* WORK TO BE COMPLETED *
Look below and pull out each line with the word "text".

* Dataset rows *
§
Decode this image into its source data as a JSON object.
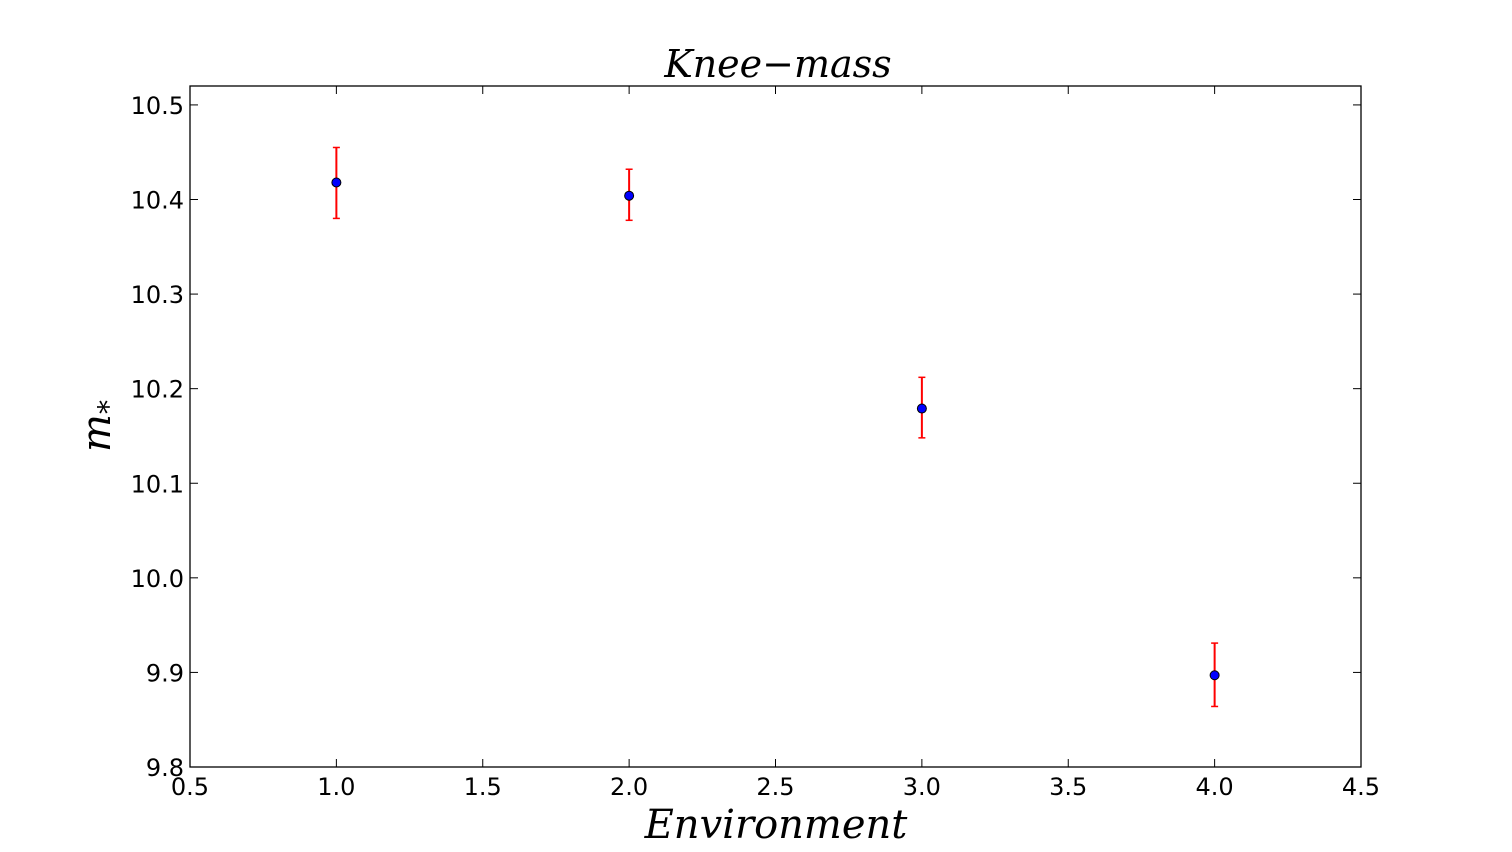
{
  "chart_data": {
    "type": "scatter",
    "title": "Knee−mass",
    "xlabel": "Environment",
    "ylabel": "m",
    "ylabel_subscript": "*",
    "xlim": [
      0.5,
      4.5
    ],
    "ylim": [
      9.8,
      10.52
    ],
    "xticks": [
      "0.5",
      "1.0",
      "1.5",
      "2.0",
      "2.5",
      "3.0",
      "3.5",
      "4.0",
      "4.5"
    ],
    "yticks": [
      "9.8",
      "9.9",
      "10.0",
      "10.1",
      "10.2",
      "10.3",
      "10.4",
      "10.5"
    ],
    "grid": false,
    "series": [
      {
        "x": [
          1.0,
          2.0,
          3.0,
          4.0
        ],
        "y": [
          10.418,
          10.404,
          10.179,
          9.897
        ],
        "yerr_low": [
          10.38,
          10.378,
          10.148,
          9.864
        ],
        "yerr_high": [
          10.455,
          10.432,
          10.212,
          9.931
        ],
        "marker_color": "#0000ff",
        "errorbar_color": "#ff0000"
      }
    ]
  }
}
§
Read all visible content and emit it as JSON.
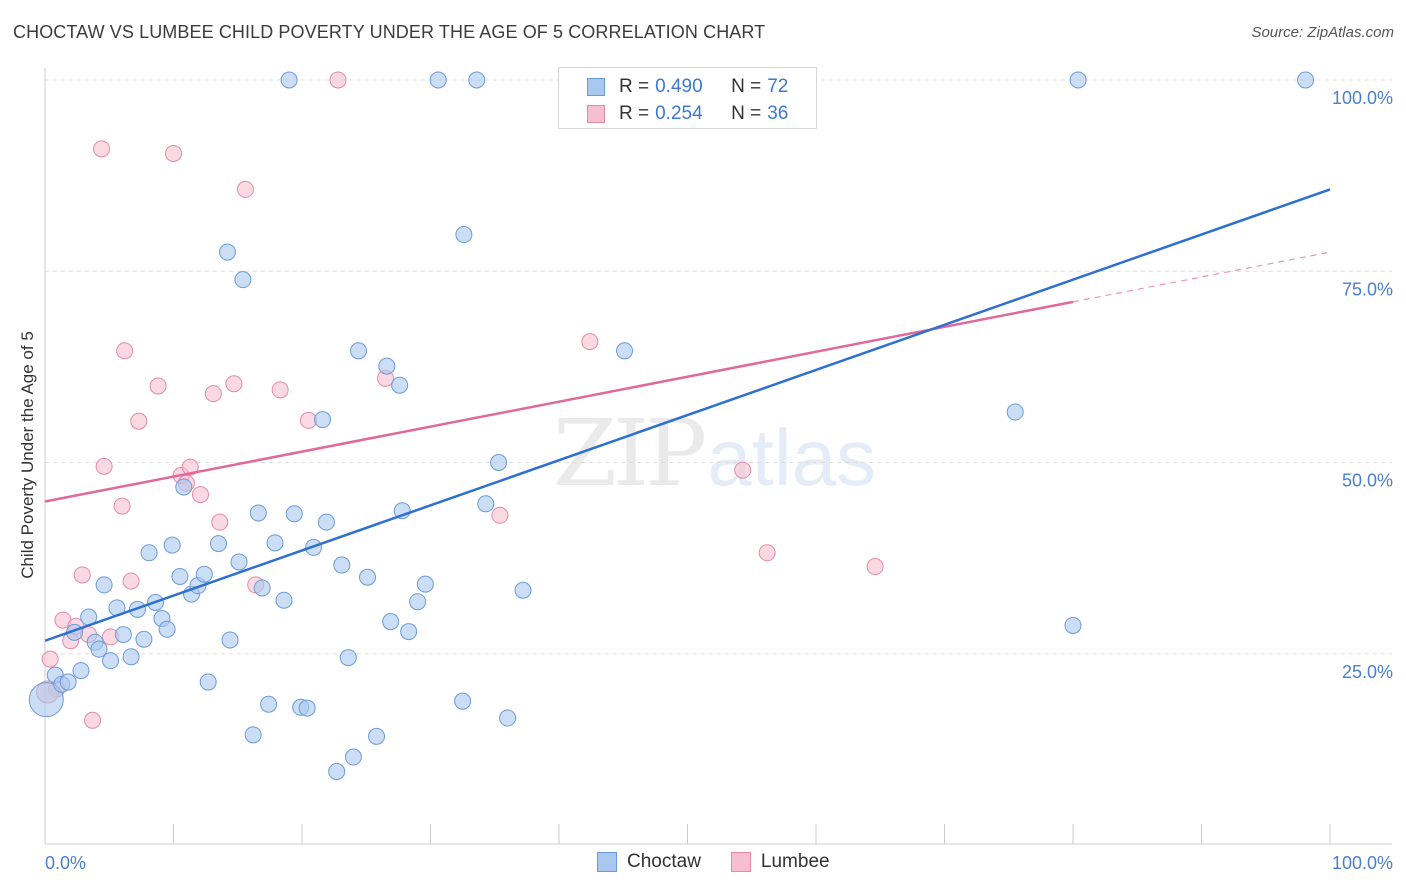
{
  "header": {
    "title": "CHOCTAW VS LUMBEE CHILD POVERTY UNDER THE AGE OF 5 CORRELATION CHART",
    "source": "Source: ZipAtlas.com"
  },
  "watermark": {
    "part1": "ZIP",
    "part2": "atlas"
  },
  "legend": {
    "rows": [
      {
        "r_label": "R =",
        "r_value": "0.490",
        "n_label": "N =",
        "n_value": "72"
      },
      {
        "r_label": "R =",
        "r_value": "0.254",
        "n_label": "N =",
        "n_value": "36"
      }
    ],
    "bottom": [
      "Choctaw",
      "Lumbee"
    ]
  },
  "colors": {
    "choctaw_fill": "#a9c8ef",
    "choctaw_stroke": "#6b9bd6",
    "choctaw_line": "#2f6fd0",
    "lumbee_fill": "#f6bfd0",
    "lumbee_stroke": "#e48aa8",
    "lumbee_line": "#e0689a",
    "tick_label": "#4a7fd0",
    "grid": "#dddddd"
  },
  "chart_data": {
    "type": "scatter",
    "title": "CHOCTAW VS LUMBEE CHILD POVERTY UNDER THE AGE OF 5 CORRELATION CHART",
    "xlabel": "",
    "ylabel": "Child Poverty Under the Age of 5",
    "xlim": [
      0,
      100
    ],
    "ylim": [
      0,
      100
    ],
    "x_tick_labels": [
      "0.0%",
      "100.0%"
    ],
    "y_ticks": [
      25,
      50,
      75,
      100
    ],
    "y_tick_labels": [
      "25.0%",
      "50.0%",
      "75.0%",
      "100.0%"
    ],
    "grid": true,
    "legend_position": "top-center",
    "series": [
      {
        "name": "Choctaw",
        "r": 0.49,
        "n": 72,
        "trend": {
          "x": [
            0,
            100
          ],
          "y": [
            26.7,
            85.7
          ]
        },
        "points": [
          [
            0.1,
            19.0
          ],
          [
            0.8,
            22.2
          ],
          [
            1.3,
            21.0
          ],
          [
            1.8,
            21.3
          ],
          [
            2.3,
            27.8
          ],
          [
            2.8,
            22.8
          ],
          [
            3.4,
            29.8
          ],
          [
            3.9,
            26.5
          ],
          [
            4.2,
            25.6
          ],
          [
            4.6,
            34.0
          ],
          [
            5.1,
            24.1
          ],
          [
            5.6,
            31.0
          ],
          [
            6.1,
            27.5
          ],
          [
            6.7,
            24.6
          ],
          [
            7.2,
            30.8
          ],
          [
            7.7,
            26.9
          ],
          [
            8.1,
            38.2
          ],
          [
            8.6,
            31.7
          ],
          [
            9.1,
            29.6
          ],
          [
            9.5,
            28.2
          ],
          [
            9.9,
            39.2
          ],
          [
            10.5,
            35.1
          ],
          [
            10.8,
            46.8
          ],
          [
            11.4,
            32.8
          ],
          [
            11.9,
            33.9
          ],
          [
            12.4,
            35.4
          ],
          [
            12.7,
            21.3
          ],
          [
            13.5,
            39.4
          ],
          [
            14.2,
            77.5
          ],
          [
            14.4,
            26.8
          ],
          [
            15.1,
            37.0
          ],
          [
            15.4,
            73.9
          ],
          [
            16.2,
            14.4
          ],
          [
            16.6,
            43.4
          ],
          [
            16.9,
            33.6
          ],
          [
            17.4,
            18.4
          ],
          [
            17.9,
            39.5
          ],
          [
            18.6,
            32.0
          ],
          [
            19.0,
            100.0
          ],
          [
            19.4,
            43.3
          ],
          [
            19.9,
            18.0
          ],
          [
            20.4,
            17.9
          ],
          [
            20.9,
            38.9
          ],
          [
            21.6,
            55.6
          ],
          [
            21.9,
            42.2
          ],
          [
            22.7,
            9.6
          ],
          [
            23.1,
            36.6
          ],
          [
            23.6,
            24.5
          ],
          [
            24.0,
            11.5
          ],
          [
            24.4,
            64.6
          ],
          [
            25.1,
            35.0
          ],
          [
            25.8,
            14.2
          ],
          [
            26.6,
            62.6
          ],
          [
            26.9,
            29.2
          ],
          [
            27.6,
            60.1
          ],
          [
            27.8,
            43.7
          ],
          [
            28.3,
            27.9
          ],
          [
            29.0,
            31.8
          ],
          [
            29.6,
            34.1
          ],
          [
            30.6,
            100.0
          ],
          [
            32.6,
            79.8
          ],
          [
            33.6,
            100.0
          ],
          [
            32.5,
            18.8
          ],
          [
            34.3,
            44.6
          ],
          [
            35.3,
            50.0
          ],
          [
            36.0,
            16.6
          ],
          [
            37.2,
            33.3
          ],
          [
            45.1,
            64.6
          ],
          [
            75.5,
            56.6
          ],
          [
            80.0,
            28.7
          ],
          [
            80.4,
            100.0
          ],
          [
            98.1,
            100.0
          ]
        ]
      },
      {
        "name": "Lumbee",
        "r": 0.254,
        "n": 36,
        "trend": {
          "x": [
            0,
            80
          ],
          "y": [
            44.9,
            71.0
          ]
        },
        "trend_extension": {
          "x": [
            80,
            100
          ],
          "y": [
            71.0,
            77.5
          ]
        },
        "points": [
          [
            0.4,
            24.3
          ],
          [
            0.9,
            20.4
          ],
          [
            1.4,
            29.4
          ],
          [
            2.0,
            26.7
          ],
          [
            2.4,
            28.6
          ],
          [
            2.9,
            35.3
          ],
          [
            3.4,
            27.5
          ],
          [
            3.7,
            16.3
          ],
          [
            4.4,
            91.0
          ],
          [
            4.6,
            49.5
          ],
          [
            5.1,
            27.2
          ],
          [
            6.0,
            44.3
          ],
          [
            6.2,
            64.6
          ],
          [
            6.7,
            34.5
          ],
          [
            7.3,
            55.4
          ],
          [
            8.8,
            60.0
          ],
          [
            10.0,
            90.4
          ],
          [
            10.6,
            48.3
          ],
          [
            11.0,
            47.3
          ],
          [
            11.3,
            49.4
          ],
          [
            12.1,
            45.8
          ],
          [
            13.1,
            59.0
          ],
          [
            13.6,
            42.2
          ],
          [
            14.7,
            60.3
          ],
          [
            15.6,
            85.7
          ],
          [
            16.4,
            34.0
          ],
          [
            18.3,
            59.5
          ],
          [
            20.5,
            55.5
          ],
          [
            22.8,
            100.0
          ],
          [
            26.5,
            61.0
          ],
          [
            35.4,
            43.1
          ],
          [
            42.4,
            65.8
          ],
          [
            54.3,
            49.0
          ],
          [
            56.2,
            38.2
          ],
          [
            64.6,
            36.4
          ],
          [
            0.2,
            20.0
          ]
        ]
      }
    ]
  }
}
§
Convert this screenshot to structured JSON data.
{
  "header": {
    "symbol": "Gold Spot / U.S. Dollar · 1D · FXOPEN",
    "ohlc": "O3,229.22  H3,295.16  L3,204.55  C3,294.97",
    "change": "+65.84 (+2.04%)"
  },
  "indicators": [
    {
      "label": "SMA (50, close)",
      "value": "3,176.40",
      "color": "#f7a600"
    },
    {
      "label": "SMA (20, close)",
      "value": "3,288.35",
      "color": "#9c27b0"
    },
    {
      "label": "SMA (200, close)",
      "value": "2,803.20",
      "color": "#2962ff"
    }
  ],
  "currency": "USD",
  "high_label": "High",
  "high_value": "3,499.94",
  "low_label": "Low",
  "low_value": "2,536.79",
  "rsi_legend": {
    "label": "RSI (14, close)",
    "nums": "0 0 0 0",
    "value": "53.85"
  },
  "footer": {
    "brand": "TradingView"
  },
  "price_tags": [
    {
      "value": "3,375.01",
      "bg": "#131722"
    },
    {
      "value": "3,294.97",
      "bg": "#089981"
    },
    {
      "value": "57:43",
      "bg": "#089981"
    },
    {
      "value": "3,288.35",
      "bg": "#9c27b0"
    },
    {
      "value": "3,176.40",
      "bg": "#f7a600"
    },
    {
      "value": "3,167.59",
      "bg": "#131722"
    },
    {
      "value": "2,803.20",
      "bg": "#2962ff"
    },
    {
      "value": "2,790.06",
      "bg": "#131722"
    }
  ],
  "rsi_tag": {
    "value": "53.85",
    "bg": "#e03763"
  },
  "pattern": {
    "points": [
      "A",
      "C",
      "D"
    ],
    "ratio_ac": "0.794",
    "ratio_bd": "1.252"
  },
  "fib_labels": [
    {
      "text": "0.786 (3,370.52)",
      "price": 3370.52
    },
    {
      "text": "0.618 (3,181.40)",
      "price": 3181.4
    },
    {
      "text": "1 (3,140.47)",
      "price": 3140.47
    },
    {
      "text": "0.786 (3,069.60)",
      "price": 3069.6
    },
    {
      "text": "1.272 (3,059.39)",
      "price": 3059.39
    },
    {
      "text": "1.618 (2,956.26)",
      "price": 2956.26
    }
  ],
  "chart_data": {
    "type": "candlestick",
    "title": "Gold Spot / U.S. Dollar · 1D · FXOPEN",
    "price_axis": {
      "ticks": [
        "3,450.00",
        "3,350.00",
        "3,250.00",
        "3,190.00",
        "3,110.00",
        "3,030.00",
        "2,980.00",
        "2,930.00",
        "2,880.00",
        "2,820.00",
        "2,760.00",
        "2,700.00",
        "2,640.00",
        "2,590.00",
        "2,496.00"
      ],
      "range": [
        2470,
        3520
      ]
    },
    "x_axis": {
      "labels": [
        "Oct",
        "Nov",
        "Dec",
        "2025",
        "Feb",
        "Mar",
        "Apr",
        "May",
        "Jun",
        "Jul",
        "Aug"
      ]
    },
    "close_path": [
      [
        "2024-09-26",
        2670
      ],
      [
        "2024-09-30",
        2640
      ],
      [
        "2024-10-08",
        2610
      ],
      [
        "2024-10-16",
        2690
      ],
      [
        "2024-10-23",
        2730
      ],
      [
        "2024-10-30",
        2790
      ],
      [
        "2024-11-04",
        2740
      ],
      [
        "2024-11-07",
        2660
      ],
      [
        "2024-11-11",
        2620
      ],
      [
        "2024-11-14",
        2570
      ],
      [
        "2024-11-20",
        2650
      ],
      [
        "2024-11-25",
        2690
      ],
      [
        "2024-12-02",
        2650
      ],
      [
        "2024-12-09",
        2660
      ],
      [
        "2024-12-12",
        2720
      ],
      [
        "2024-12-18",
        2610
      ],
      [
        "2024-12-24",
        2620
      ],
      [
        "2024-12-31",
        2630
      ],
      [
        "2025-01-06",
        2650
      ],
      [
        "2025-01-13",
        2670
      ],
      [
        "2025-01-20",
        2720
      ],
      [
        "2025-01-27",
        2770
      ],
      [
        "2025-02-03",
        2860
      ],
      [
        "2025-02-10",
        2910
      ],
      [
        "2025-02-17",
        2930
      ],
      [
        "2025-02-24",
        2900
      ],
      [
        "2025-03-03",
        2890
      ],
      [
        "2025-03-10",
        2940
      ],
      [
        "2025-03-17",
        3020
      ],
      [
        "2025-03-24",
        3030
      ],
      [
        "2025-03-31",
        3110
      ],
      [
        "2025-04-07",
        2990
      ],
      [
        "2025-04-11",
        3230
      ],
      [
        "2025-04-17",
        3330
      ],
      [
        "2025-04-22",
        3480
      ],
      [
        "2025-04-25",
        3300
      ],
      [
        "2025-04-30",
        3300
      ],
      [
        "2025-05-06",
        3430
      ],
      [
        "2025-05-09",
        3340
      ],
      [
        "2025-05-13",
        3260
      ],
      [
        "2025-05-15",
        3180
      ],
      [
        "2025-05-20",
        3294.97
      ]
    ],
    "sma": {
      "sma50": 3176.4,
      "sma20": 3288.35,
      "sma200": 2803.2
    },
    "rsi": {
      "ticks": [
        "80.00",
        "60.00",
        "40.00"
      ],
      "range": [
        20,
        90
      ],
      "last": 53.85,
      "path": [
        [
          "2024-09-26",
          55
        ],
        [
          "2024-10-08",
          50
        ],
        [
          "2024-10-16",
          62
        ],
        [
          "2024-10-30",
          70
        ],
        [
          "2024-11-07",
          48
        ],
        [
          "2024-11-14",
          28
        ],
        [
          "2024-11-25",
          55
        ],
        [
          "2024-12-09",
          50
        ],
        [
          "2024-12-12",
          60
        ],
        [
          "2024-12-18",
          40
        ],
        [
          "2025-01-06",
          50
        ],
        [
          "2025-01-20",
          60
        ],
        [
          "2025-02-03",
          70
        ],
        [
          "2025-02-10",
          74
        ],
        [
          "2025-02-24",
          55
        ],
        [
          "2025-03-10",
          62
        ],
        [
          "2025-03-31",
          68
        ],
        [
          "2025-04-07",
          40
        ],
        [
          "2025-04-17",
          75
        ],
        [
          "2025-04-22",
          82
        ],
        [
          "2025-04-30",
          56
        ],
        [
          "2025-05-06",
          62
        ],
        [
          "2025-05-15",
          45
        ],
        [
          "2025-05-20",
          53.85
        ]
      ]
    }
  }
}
§
* TASK RESULT *
      "text": "0.786 (3,370.52)",
      "text": "0.618 (3,181.40)",
      "text": "1 (3,140.47)",
      "text": "0.786 (3,069.60)",
      "text": "1.272 (3,059.39)",
      "text": "1.618 (2,956.26)",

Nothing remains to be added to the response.